Aim
Set down each line of the data below exactly as it stands, dropping the pictures.

Exercise materials
>> begin
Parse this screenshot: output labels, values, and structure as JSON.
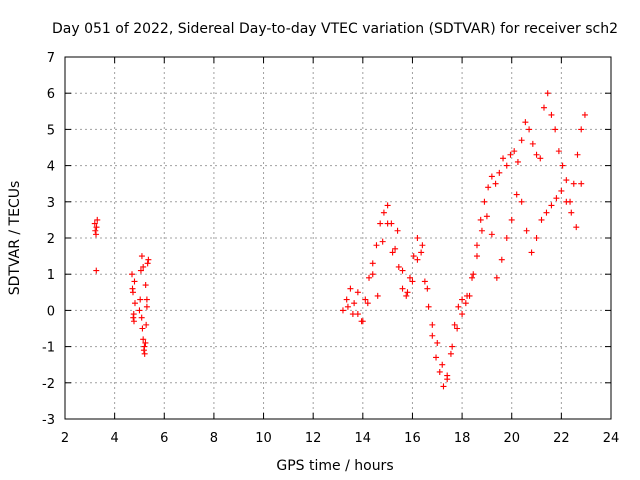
{
  "chart_data": {
    "type": "scatter",
    "title": "Day 051 of 2022, Sidereal Day-to-day VTEC variation (SDTVAR) for receiver sch2",
    "xlabel": "GPS time / hours",
    "ylabel": "SDTVAR / TECUs",
    "xlim": [
      2,
      24
    ],
    "ylim": [
      -3,
      7
    ],
    "xticks": [
      2,
      4,
      6,
      8,
      10,
      12,
      14,
      16,
      18,
      20,
      22,
      24
    ],
    "yticks": [
      -3,
      -2,
      -1,
      0,
      1,
      2,
      3,
      4,
      5,
      6,
      7
    ],
    "grid": true,
    "marker": "+",
    "color": "#ff0000",
    "series": [
      {
        "name": "SDTVAR",
        "x": [
          3.2,
          3.22,
          3.25,
          3.27,
          3.3,
          3.26,
          4.7,
          4.72,
          4.75,
          4.78,
          4.8,
          4.74,
          4.77,
          4.82,
          5.0,
          5.03,
          5.06,
          5.09,
          5.12,
          5.15,
          5.18,
          5.21,
          5.24,
          5.27,
          5.3,
          5.33,
          5.36,
          5.2,
          5.25,
          5.3,
          5.1,
          5.15,
          13.2,
          13.35,
          13.5,
          13.65,
          13.8,
          13.95,
          14.1,
          14.25,
          14.4,
          14.55,
          14.7,
          14.85,
          15.0,
          15.15,
          15.3,
          15.45,
          15.6,
          15.75,
          15.9,
          16.05,
          16.2,
          16.35,
          16.5,
          16.65,
          16.8,
          16.95,
          17.1,
          17.25,
          17.4,
          17.55,
          17.7,
          17.85,
          18.0,
          18.15,
          18.3,
          18.45,
          18.6,
          18.75,
          18.9,
          19.05,
          19.2,
          19.35,
          19.5,
          19.65,
          19.8,
          19.95,
          20.1,
          20.25,
          20.4,
          20.55,
          20.7,
          20.85,
          21.0,
          21.15,
          21.3,
          21.45,
          21.6,
          21.75,
          21.9,
          22.05,
          22.2,
          22.35,
          22.5,
          22.65,
          22.8,
          22.95,
          13.4,
          13.6,
          13.8,
          14.0,
          14.2,
          14.4,
          14.6,
          14.8,
          15.0,
          15.2,
          15.4,
          15.6,
          15.8,
          16.0,
          16.2,
          16.4,
          16.6,
          16.8,
          17.0,
          17.2,
          17.4,
          17.6,
          17.8,
          18.0,
          18.2,
          18.4,
          18.6,
          18.8,
          19.0,
          19.2,
          19.4,
          19.6,
          19.8,
          20.0,
          20.2,
          20.4,
          20.6,
          20.8,
          21.0,
          21.2,
          21.4,
          21.6,
          21.8,
          22.0,
          22.2,
          22.4,
          22.6,
          22.8
        ],
        "y": [
          2.4,
          2.2,
          2.1,
          2.3,
          2.5,
          1.1,
          1.0,
          0.6,
          -0.2,
          -0.3,
          0.8,
          0.5,
          -0.1,
          0.2,
          0.0,
          0.3,
          1.1,
          -0.2,
          -0.5,
          -0.8,
          -1.1,
          -1.2,
          -0.9,
          -0.4,
          0.1,
          1.3,
          1.4,
          -1.0,
          0.7,
          0.3,
          1.5,
          1.2,
          0.0,
          0.3,
          0.6,
          0.2,
          -0.1,
          -0.3,
          0.3,
          0.9,
          1.3,
          1.8,
          2.4,
          2.7,
          2.9,
          2.4,
          1.7,
          1.2,
          0.6,
          0.4,
          0.9,
          1.5,
          2.0,
          1.6,
          0.8,
          0.1,
          -0.7,
          -1.3,
          -1.7,
          -2.1,
          -1.9,
          -1.2,
          -0.4,
          0.1,
          0.3,
          0.2,
          0.4,
          1.0,
          1.8,
          2.5,
          3.0,
          3.4,
          3.7,
          3.5,
          3.8,
          4.2,
          4.0,
          4.3,
          4.4,
          4.1,
          4.7,
          5.2,
          5.0,
          4.6,
          4.3,
          4.2,
          5.6,
          6.0,
          5.4,
          5.0,
          4.4,
          4.0,
          3.6,
          3.0,
          3.5,
          4.3,
          5.0,
          5.4,
          0.1,
          -0.1,
          0.5,
          -0.3,
          0.2,
          1.0,
          0.4,
          1.9,
          2.4,
          1.6,
          2.2,
          1.1,
          0.5,
          0.8,
          1.4,
          1.8,
          0.6,
          -0.4,
          -0.9,
          -1.5,
          -1.8,
          -1.0,
          -0.5,
          -0.1,
          0.4,
          0.9,
          1.5,
          2.2,
          2.6,
          2.1,
          0.9,
          1.4,
          2.0,
          2.5,
          3.2,
          3.0,
          2.2,
          1.6,
          2.0,
          2.5,
          2.7,
          2.9,
          3.1,
          3.3,
          3.0,
          2.7,
          2.3,
          3.5
        ]
      }
    ]
  }
}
>> end
Answer for the task
Parse this screenshot: output labels, values, and structure as JSON.
{
  "chart_data": {
    "type": "scatter",
    "title": "Day 051 of 2022, Sidereal Day-to-day VTEC variation (SDTVAR) for receiver sch2",
    "xlabel": "GPS time / hours",
    "ylabel": "SDTVAR / TECUs",
    "xlim": [
      2,
      24
    ],
    "ylim": [
      -3,
      7
    ],
    "xticks": [
      2,
      4,
      6,
      8,
      10,
      12,
      14,
      16,
      18,
      20,
      22,
      24
    ],
    "yticks": [
      -3,
      -2,
      -1,
      0,
      1,
      2,
      3,
      4,
      5,
      6,
      7
    ],
    "grid": true,
    "marker": "+",
    "color": "#ff0000",
    "series": [
      {
        "name": "SDTVAR",
        "x": [
          3.2,
          3.22,
          3.25,
          3.27,
          3.3,
          3.26,
          4.7,
          4.72,
          4.75,
          4.78,
          4.8,
          4.74,
          4.77,
          4.82,
          5.0,
          5.03,
          5.06,
          5.09,
          5.12,
          5.15,
          5.18,
          5.21,
          5.24,
          5.27,
          5.3,
          5.33,
          5.36,
          5.2,
          5.25,
          5.3,
          5.1,
          5.15,
          13.2,
          13.35,
          13.5,
          13.65,
          13.8,
          13.95,
          14.1,
          14.25,
          14.4,
          14.55,
          14.7,
          14.85,
          15.0,
          15.15,
          15.3,
          15.45,
          15.6,
          15.75,
          15.9,
          16.05,
          16.2,
          16.35,
          16.5,
          16.65,
          16.8,
          16.95,
          17.1,
          17.25,
          17.4,
          17.55,
          17.7,
          17.85,
          18.0,
          18.15,
          18.3,
          18.45,
          18.6,
          18.75,
          18.9,
          19.05,
          19.2,
          19.35,
          19.5,
          19.65,
          19.8,
          19.95,
          20.1,
          20.25,
          20.4,
          20.55,
          20.7,
          20.85,
          21.0,
          21.15,
          21.3,
          21.45,
          21.6,
          21.75,
          21.9,
          22.05,
          22.2,
          22.35,
          22.5,
          22.65,
          22.8,
          22.95,
          13.4,
          13.6,
          13.8,
          14.0,
          14.2,
          14.4,
          14.6,
          14.8,
          15.0,
          15.2,
          15.4,
          15.6,
          15.8,
          16.0,
          16.2,
          16.4,
          16.6,
          16.8,
          17.0,
          17.2,
          17.4,
          17.6,
          17.8,
          18.0,
          18.2,
          18.4,
          18.6,
          18.8,
          19.0,
          19.2,
          19.4,
          19.6,
          19.8,
          20.0,
          20.2,
          20.4,
          20.6,
          20.8,
          21.0,
          21.2,
          21.4,
          21.6,
          21.8,
          22.0,
          22.2,
          22.4,
          22.6,
          22.8
        ],
        "y": [
          2.4,
          2.2,
          2.1,
          2.3,
          2.5,
          1.1,
          1.0,
          0.6,
          -0.2,
          -0.3,
          0.8,
          0.5,
          -0.1,
          0.2,
          0.0,
          0.3,
          1.1,
          -0.2,
          -0.5,
          -0.8,
          -1.1,
          -1.2,
          -0.9,
          -0.4,
          0.1,
          1.3,
          1.4,
          -1.0,
          0.7,
          0.3,
          1.5,
          1.2,
          0.0,
          0.3,
          0.6,
          0.2,
          -0.1,
          -0.3,
          0.3,
          0.9,
          1.3,
          1.8,
          2.4,
          2.7,
          2.9,
          2.4,
          1.7,
          1.2,
          0.6,
          0.4,
          0.9,
          1.5,
          2.0,
          1.6,
          0.8,
          0.1,
          -0.7,
          -1.3,
          -1.7,
          -2.1,
          -1.9,
          -1.2,
          -0.4,
          0.1,
          0.3,
          0.2,
          0.4,
          1.0,
          1.8,
          2.5,
          3.0,
          3.4,
          3.7,
          3.5,
          3.8,
          4.2,
          4.0,
          4.3,
          4.4,
          4.1,
          4.7,
          5.2,
          5.0,
          4.6,
          4.3,
          4.2,
          5.6,
          6.0,
          5.4,
          5.0,
          4.4,
          4.0,
          3.6,
          3.0,
          3.5,
          4.3,
          5.0,
          5.4,
          0.1,
          -0.1,
          0.5,
          -0.3,
          0.2,
          1.0,
          0.4,
          1.9,
          2.4,
          1.6,
          2.2,
          1.1,
          0.5,
          0.8,
          1.4,
          1.8,
          0.6,
          -0.4,
          -0.9,
          -1.5,
          -1.8,
          -1.0,
          -0.5,
          -0.1,
          0.4,
          0.9,
          1.5,
          2.2,
          2.6,
          2.1,
          0.9,
          1.4,
          2.0,
          2.5,
          3.2,
          3.0,
          2.2,
          1.6,
          2.0,
          2.5,
          2.7,
          2.9,
          3.1,
          3.3,
          3.0,
          2.7,
          2.3,
          3.5
        ]
      }
    ]
  }
}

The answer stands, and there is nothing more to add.